[Some records]
▬▬▬▬▬▬▬▬▬▬
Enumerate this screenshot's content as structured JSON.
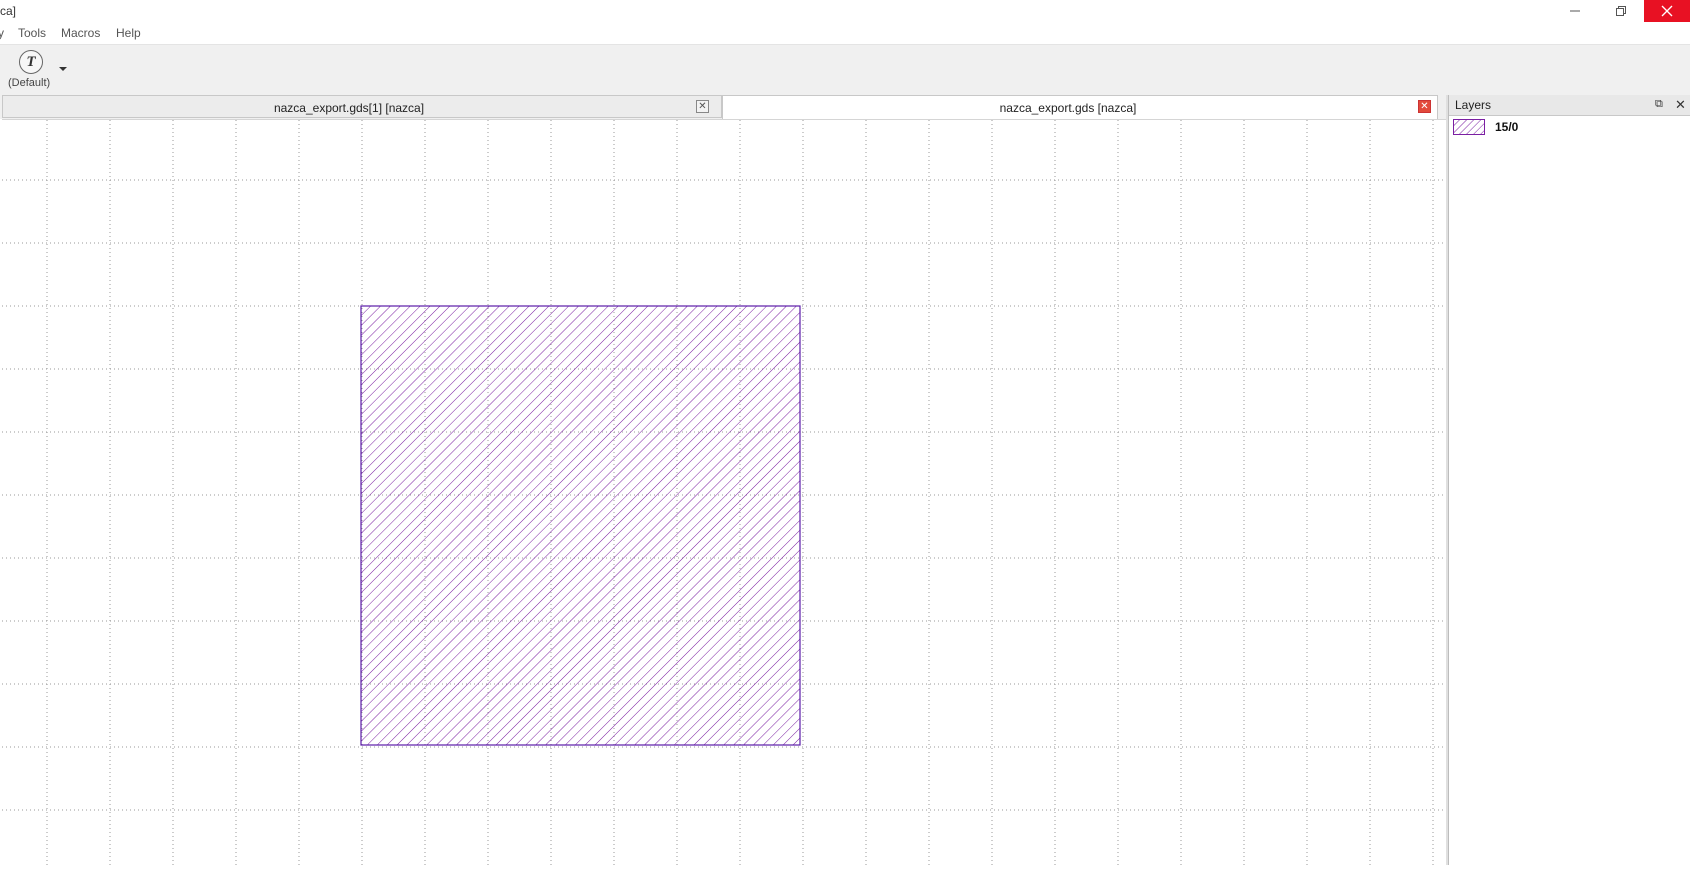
{
  "window": {
    "title_fragment": "ca]",
    "controls": {
      "minimize": "minimize",
      "restore": "restore",
      "close": "close"
    }
  },
  "menu": {
    "items": [
      {
        "label": "Tools"
      },
      {
        "label": "Macros"
      },
      {
        "label": "Help"
      }
    ]
  },
  "toolbar": {
    "tool_icon_glyph": "T",
    "tool_label": "(Default)"
  },
  "tabs": [
    {
      "label": "nazca_export.gds[1] [nazca]",
      "active": false
    },
    {
      "label": "nazca_export.gds [nazca]",
      "active": true
    }
  ],
  "layers_panel": {
    "title": "Layers",
    "layers": [
      {
        "name": "15/0",
        "color": "#7b1fa2"
      }
    ]
  },
  "canvas": {
    "background": "#ffffff",
    "grid_color": "#9a9a9a",
    "shape_color": "#7b1fa2",
    "shape_border_color": "#5a1aa8"
  }
}
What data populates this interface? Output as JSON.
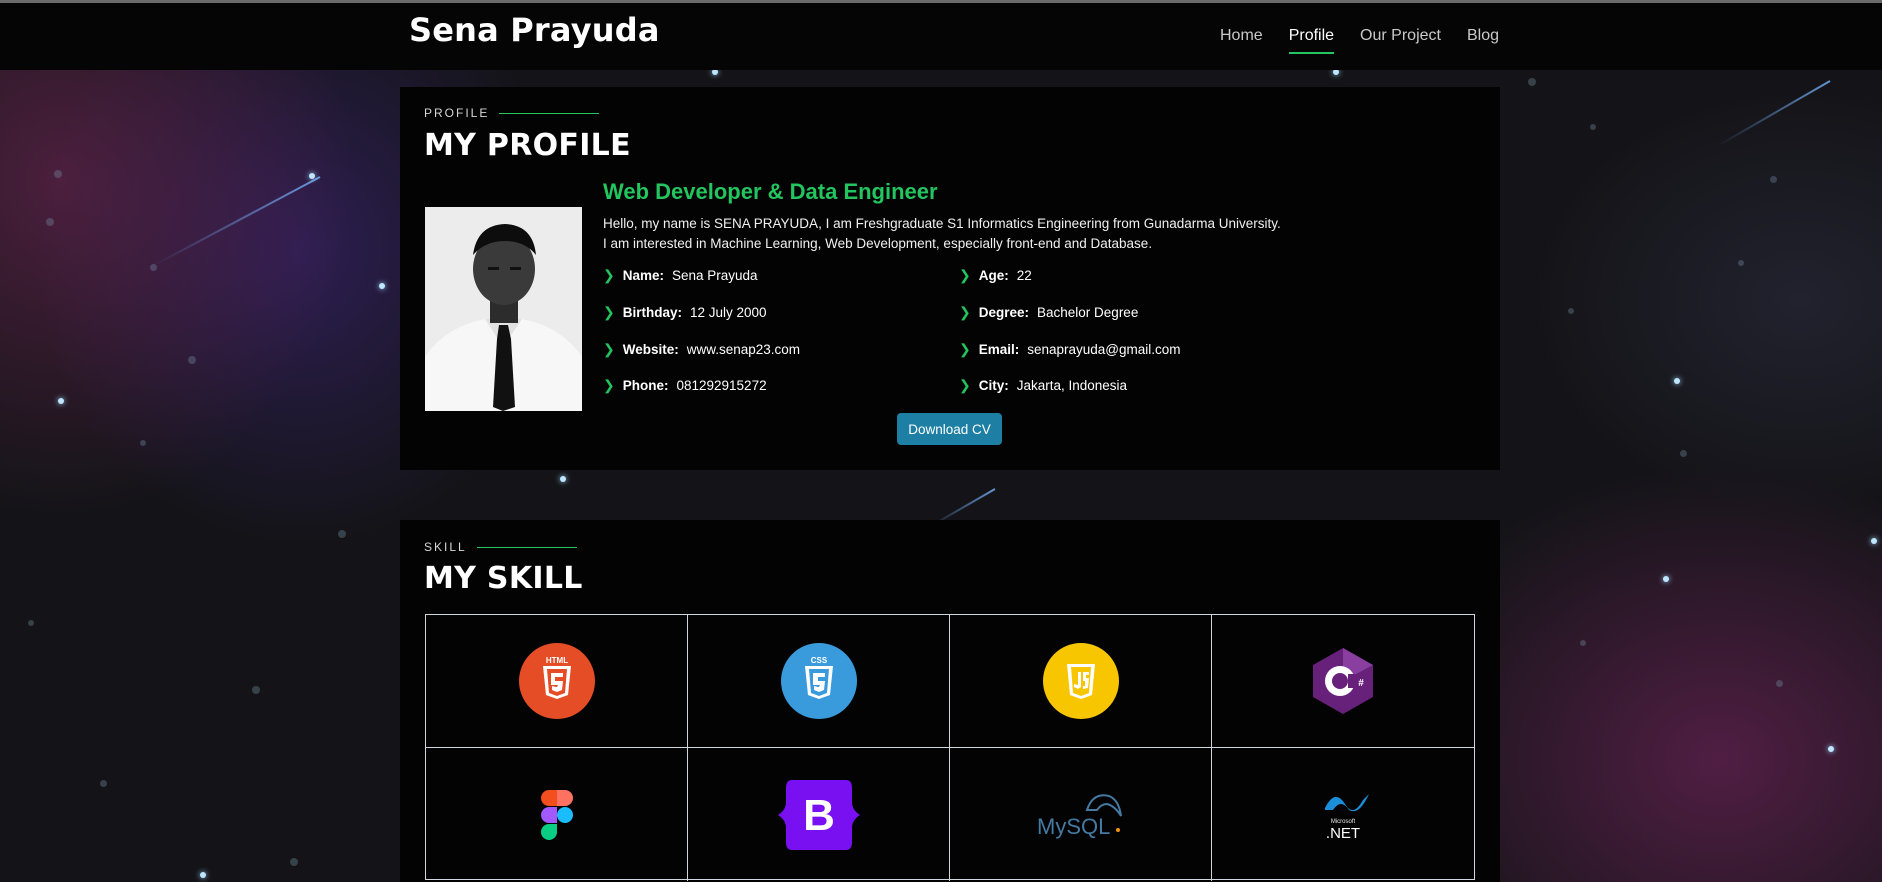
▬▬▬▬▬▬▬▬▬▬
Direction: The records above are to be reproduced exactly; the pictures are to be left out.

The solution:
Enumerate this screenshot's content as structured JSON.
{
  "window": {
    "title_fragment": "ca]",
    "controls": {
      "minimize": "minimize",
      "restore": "restore",
      "close": "close"
    }
  },
  "menu": {
    "items": [
      {
        "label": "Tools"
      },
      {
        "label": "Macros"
      },
      {
        "label": "Help"
      }
    ]
  },
  "toolbar": {
    "tool_icon_glyph": "T",
    "tool_label": "(Default)"
  },
  "tabs": [
    {
      "label": "nazca_export.gds[1] [nazca]",
      "active": false
    },
    {
      "label": "nazca_export.gds [nazca]",
      "active": true
    }
  ],
  "layers_panel": {
    "title": "Layers",
    "layers": [
      {
        "name": "15/0",
        "color": "#7b1fa2"
      }
    ]
  },
  "canvas": {
    "background": "#ffffff",
    "grid_color": "#9a9a9a",
    "shape_color": "#7b1fa2",
    "shape_border_color": "#5a1aa8"
  }
}
What data populates this interface? Output as JSON.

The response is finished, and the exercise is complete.